Written problem:
Copy out every row below word for word, without altering or omitting anything.

Data section:
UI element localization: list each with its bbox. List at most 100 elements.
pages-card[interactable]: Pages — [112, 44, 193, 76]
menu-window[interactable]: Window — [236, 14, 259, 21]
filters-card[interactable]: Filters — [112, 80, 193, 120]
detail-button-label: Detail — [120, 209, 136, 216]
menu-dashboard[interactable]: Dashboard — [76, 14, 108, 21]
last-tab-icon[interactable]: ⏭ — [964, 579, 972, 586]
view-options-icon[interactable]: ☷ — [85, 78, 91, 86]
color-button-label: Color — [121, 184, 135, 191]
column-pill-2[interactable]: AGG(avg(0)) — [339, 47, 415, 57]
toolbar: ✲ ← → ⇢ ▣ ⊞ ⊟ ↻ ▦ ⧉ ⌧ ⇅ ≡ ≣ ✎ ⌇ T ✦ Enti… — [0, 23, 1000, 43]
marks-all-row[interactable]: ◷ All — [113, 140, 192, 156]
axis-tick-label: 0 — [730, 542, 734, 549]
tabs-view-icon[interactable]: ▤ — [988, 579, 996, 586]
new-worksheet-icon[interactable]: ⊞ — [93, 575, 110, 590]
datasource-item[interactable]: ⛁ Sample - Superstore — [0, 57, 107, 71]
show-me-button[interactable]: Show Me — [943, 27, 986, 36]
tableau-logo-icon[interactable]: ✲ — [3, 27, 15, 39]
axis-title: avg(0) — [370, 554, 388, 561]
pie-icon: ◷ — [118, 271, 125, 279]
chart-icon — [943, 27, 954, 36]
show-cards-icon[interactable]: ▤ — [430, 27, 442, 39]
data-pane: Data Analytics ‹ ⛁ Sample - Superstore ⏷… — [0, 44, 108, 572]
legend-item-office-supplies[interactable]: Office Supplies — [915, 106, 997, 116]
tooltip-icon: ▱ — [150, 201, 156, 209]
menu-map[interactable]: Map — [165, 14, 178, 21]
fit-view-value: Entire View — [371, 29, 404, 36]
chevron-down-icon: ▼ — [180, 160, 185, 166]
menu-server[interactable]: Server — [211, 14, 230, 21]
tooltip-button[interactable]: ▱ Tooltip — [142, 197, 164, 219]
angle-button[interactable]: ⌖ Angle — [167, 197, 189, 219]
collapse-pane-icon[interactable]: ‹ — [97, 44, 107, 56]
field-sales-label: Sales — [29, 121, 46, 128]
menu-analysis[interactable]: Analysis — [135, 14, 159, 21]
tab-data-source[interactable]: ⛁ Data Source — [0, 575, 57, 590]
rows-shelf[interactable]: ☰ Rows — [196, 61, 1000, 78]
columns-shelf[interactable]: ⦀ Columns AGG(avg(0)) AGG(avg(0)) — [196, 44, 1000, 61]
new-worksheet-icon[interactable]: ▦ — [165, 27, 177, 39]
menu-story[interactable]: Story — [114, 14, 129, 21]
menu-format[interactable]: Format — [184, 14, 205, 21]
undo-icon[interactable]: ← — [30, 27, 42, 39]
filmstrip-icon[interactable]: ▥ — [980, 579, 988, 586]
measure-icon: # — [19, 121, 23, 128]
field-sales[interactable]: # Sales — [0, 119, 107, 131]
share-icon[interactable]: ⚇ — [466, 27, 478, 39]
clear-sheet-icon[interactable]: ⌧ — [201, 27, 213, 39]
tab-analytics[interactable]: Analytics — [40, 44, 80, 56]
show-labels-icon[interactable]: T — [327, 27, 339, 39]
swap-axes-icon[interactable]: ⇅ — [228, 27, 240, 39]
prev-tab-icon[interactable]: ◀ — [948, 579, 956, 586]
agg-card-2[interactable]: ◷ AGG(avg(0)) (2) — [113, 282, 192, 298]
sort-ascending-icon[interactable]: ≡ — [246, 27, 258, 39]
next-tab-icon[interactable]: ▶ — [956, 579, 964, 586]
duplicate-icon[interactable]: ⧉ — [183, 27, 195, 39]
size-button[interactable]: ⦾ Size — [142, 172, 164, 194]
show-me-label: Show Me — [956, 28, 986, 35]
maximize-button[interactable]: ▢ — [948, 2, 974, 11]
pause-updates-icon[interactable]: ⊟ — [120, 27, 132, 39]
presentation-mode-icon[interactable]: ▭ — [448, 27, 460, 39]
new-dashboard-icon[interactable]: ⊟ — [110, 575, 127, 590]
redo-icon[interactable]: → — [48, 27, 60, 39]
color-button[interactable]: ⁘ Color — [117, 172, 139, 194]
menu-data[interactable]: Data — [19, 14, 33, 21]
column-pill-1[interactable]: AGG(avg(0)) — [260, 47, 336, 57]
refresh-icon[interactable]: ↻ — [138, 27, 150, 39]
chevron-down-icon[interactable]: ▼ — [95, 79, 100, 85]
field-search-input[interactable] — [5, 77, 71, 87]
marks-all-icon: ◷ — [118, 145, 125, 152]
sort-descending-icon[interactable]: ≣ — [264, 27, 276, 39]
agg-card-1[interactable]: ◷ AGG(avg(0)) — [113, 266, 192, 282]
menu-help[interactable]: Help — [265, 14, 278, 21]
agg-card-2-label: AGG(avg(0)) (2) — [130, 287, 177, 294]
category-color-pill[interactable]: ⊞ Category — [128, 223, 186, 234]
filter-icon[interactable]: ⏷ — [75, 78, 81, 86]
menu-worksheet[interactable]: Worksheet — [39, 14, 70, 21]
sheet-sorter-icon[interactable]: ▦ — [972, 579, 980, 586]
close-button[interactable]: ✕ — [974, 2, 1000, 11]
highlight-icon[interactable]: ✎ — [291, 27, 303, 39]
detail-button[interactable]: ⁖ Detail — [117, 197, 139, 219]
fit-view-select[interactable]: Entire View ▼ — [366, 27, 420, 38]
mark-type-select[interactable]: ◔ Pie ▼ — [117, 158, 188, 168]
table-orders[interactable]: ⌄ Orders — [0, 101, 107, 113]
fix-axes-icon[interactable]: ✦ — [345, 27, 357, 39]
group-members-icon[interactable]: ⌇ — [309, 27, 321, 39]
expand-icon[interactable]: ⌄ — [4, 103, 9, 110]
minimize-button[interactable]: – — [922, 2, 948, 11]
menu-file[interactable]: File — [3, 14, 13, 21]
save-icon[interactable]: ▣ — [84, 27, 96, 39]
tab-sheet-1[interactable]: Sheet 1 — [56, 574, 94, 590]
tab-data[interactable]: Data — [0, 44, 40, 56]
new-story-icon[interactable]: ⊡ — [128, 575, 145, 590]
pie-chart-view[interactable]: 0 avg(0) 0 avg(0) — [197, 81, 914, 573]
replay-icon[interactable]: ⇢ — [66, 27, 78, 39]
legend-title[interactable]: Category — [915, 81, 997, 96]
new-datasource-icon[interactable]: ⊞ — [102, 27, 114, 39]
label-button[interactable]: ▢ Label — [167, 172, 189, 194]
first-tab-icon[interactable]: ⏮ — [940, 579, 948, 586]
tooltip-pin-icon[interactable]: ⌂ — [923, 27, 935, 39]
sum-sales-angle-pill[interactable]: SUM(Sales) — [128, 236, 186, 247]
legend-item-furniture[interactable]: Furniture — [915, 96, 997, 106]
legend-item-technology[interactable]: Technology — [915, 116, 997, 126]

Result for this exercise:
UI element localization: list each with its bbox. List at most 100 elements.
pages-card[interactable]: Pages — [112, 44, 193, 76]
menu-window[interactable]: Window — [236, 14, 259, 21]
filters-card[interactable]: Filters — [112, 80, 193, 120]
detail-button-label: Detail — [120, 209, 136, 216]
menu-dashboard[interactable]: Dashboard — [76, 14, 108, 21]
last-tab-icon[interactable]: ⏭ — [964, 579, 972, 586]
view-options-icon[interactable]: ☷ — [85, 78, 91, 86]
color-button-label: Color — [121, 184, 135, 191]
column-pill-2[interactable]: AGG(avg(0)) — [339, 47, 415, 57]
toolbar: ✲ ← → ⇢ ▣ ⊞ ⊟ ↻ ▦ ⧉ ⌧ ⇅ ≡ ≣ ✎ ⌇ T ✦ Enti… — [0, 23, 1000, 43]
marks-all-row[interactable]: ◷ All — [113, 140, 192, 156]
axis-tick-label: 0 — [730, 542, 734, 549]
tabs-view-icon[interactable]: ▤ — [988, 579, 996, 586]
new-worksheet-icon[interactable]: ⊞ — [93, 575, 110, 590]
datasource-item[interactable]: ⛁ Sample - Superstore — [0, 57, 107, 71]
show-me-button[interactable]: Show Me — [943, 27, 986, 36]
tableau-logo-icon[interactable]: ✲ — [3, 27, 15, 39]
axis-title: avg(0) — [370, 554, 388, 561]
pie-icon: ◷ — [118, 271, 125, 279]
chart-icon — [943, 27, 954, 36]
show-cards-icon[interactable]: ▤ — [430, 27, 442, 39]
data-pane: Data Analytics ‹ ⛁ Sample - Superstore ⏷… — [0, 44, 108, 572]
legend-item-office-supplies[interactable]: Office Supplies — [915, 106, 997, 116]
tooltip-icon: ▱ — [150, 201, 156, 209]
menu-map[interactable]: Map — [165, 14, 178, 21]
fit-view-value: Entire View — [371, 29, 404, 36]
chevron-down-icon: ▼ — [180, 160, 185, 166]
menu-server[interactable]: Server — [211, 14, 230, 21]
tooltip-button[interactable]: ▱ Tooltip — [142, 197, 164, 219]
angle-button[interactable]: ⌖ Angle — [167, 197, 189, 219]
collapse-pane-icon[interactable]: ‹ — [97, 44, 107, 56]
field-sales-label: Sales — [29, 121, 46, 128]
menu-analysis[interactable]: Analysis — [135, 14, 159, 21]
tab-data-source[interactable]: ⛁ Data Source — [0, 575, 57, 590]
rows-shelf[interactable]: ☰ Rows — [196, 61, 1000, 78]
columns-shelf[interactable]: ⦀ Columns AGG(avg(0)) AGG(avg(0)) — [196, 44, 1000, 61]
new-worksheet-icon[interactable]: ▦ — [165, 27, 177, 39]
menu-story[interactable]: Story — [114, 14, 129, 21]
menu-format[interactable]: Format — [184, 14, 205, 21]
undo-icon[interactable]: ← — [30, 27, 42, 39]
filmstrip-icon[interactable]: ▥ — [980, 579, 988, 586]
measure-icon: # — [19, 121, 23, 128]
field-sales[interactable]: # Sales — [0, 119, 107, 131]
share-icon[interactable]: ⚇ — [466, 27, 478, 39]
clear-sheet-icon[interactable]: ⌧ — [201, 27, 213, 39]
tab-analytics[interactable]: Analytics — [40, 44, 80, 56]
show-labels-icon[interactable]: T — [327, 27, 339, 39]
swap-axes-icon[interactable]: ⇅ — [228, 27, 240, 39]
prev-tab-icon[interactable]: ◀ — [948, 579, 956, 586]
agg-card-2[interactable]: ◷ AGG(avg(0)) (2) — [113, 282, 192, 298]
sort-ascending-icon[interactable]: ≡ — [246, 27, 258, 39]
next-tab-icon[interactable]: ▶ — [956, 579, 964, 586]
duplicate-icon[interactable]: ⧉ — [183, 27, 195, 39]
size-button[interactable]: ⦾ Size — [142, 172, 164, 194]
show-me-label: Show Me — [956, 28, 986, 35]
maximize-button[interactable]: ▢ — [948, 2, 974, 11]
pause-updates-icon[interactable]: ⊟ — [120, 27, 132, 39]
presentation-mode-icon[interactable]: ▭ — [448, 27, 460, 39]
new-dashboard-icon[interactable]: ⊟ — [110, 575, 127, 590]
redo-icon[interactable]: → — [48, 27, 60, 39]
color-button[interactable]: ⁘ Color — [117, 172, 139, 194]
menu-data[interactable]: Data — [19, 14, 33, 21]
column-pill-1[interactable]: AGG(avg(0)) — [260, 47, 336, 57]
refresh-icon[interactable]: ↻ — [138, 27, 150, 39]
chevron-down-icon[interactable]: ▼ — [95, 79, 100, 85]
field-search-input[interactable] — [5, 77, 71, 87]
marks-all-icon: ◷ — [118, 145, 125, 152]
sort-descending-icon[interactable]: ≣ — [264, 27, 276, 39]
agg-card-1[interactable]: ◷ AGG(avg(0)) — [113, 266, 192, 282]
menu-help[interactable]: Help — [265, 14, 278, 21]
agg-card-2-label: AGG(avg(0)) (2) — [130, 287, 177, 294]
category-color-pill[interactable]: ⊞ Category — [128, 223, 186, 234]
filter-icon[interactable]: ⏷ — [75, 78, 81, 86]
menu-worksheet[interactable]: Worksheet — [39, 14, 70, 21]
sheet-sorter-icon[interactable]: ▦ — [972, 579, 980, 586]
close-button[interactable]: ✕ — [974, 2, 1000, 11]
highlight-icon[interactable]: ✎ — [291, 27, 303, 39]
detail-button[interactable]: ⁖ Detail — [117, 197, 139, 219]
fit-view-select[interactable]: Entire View ▼ — [366, 27, 420, 38]
mark-type-select[interactable]: ◔ Pie ▼ — [117, 158, 188, 168]
table-orders[interactable]: ⌄ Orders — [0, 101, 107, 113]
fix-axes-icon[interactable]: ✦ — [345, 27, 357, 39]
group-members-icon[interactable]: ⌇ — [309, 27, 321, 39]
expand-icon[interactable]: ⌄ — [4, 103, 9, 110]
minimize-button[interactable]: – — [922, 2, 948, 11]
menu-file[interactable]: File — [3, 14, 13, 21]
save-icon[interactable]: ▣ — [84, 27, 96, 39]
tab-sheet-1[interactable]: Sheet 1 — [56, 574, 94, 590]
tab-data[interactable]: Data — [0, 44, 40, 56]
new-story-icon[interactable]: ⊡ — [128, 575, 145, 590]
pie-chart-view[interactable]: 0 avg(0) 0 avg(0) — [197, 81, 914, 573]
replay-icon[interactable]: ⇢ — [66, 27, 78, 39]
legend-title[interactable]: Category — [915, 81, 997, 96]
new-datasource-icon[interactable]: ⊞ — [102, 27, 114, 39]
label-button[interactable]: ▢ Label — [167, 172, 189, 194]
first-tab-icon[interactable]: ⏮ — [940, 579, 948, 586]
tooltip-pin-icon[interactable]: ⌂ — [923, 27, 935, 39]
sum-sales-angle-pill[interactable]: SUM(Sales) — [128, 236, 186, 247]
legend-item-furniture[interactable]: Furniture — [915, 96, 997, 106]
legend-item-technology[interactable]: Technology — [915, 116, 997, 126]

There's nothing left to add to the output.